EXERCISE TASK
Each line containing the word "data" must be reported.

[Source records]
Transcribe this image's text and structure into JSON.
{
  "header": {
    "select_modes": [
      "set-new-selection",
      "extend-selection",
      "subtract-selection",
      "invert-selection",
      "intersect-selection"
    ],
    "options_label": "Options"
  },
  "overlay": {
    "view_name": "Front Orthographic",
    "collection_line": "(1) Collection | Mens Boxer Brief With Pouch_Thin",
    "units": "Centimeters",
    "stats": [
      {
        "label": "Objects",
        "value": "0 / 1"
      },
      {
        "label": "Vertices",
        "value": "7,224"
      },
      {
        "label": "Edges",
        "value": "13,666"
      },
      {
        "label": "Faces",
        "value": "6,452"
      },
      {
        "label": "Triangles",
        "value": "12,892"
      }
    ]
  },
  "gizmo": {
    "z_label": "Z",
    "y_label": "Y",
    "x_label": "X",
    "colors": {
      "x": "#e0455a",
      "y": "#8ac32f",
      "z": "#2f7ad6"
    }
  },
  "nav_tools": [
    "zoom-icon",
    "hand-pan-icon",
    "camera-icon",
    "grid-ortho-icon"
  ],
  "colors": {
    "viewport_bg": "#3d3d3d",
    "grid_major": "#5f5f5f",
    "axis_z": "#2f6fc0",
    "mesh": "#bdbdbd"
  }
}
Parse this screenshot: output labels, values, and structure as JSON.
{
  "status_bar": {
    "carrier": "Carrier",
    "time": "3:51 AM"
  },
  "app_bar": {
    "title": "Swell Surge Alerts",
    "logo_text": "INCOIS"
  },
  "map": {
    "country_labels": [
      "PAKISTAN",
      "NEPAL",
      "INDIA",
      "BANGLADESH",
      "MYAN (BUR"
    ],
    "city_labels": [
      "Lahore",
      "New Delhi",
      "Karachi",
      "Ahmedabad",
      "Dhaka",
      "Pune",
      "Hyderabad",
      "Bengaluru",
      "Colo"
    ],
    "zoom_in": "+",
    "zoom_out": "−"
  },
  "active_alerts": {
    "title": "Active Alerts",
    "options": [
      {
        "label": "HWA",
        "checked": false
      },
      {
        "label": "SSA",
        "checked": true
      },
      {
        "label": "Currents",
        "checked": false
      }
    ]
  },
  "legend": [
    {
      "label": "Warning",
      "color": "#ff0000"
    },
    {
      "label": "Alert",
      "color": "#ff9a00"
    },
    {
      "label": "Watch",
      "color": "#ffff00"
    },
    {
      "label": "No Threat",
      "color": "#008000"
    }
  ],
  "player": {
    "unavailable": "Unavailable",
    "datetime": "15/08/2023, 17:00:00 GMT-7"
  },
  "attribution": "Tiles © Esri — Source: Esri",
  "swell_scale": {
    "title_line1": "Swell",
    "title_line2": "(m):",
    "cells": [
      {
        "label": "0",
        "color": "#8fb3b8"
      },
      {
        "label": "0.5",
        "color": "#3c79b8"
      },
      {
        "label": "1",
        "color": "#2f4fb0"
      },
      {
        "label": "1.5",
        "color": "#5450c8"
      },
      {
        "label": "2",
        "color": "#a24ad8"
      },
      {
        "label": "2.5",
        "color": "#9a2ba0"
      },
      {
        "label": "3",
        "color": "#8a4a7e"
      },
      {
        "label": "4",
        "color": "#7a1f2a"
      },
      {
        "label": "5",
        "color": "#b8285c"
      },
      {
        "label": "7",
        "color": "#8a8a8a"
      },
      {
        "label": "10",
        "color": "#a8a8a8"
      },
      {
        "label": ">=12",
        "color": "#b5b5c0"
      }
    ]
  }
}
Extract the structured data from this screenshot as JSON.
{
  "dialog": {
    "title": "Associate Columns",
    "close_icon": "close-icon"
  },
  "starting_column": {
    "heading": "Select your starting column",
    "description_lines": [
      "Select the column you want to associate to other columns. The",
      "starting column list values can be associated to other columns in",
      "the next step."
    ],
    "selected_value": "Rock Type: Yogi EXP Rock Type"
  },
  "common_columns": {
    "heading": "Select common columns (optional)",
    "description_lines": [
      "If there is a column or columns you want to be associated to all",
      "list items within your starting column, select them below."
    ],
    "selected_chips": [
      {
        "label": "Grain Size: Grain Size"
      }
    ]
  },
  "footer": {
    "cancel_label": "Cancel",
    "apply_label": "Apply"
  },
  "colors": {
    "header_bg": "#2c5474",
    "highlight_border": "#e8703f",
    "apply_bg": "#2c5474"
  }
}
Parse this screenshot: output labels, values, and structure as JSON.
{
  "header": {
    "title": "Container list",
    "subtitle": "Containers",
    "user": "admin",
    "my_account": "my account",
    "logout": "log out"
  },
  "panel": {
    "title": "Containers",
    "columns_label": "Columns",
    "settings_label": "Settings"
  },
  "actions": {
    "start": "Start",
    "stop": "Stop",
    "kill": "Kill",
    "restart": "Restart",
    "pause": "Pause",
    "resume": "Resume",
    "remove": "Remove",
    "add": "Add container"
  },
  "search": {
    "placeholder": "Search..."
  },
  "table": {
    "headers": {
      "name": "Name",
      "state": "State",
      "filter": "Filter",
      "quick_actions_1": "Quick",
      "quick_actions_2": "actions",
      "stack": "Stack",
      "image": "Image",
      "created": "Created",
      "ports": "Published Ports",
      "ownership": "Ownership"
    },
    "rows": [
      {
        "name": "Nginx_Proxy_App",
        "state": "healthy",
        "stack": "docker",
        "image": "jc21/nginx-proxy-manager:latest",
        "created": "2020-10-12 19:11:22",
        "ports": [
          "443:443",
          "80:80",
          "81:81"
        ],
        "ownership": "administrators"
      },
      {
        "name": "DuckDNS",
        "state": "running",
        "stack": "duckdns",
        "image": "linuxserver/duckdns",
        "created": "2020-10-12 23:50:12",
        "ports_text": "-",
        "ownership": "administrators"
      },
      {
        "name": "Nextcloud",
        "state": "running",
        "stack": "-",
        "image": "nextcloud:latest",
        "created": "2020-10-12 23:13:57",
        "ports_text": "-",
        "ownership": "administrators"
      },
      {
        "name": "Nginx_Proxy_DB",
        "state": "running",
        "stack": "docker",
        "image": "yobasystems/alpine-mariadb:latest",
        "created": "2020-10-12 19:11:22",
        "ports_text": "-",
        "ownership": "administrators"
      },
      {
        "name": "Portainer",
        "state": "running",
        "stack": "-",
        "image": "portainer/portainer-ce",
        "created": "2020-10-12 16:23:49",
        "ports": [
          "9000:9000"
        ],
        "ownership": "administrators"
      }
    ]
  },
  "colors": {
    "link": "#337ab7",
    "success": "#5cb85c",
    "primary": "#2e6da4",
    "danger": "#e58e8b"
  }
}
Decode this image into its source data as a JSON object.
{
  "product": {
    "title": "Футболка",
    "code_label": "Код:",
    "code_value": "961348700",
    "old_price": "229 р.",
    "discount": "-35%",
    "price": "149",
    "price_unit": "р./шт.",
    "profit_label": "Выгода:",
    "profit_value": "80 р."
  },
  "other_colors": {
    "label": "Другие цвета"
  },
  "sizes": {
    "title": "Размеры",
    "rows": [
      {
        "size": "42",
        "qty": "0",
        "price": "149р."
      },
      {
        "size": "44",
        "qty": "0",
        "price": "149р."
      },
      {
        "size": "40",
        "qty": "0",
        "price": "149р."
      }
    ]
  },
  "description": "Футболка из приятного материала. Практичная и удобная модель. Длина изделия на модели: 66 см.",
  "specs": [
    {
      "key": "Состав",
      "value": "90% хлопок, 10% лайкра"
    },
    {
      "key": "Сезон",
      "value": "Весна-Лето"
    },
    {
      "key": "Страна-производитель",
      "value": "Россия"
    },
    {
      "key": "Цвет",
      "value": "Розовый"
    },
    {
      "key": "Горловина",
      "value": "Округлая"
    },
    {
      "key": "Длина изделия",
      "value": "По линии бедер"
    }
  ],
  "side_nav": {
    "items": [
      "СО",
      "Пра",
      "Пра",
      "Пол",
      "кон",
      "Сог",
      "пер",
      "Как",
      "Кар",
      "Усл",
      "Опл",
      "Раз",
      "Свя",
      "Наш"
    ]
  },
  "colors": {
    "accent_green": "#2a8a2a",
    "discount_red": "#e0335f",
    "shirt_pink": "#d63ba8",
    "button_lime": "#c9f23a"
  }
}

ANSWER
Extract the structured data from this screenshot as JSON.
Decode this image into its source data as a JSON object.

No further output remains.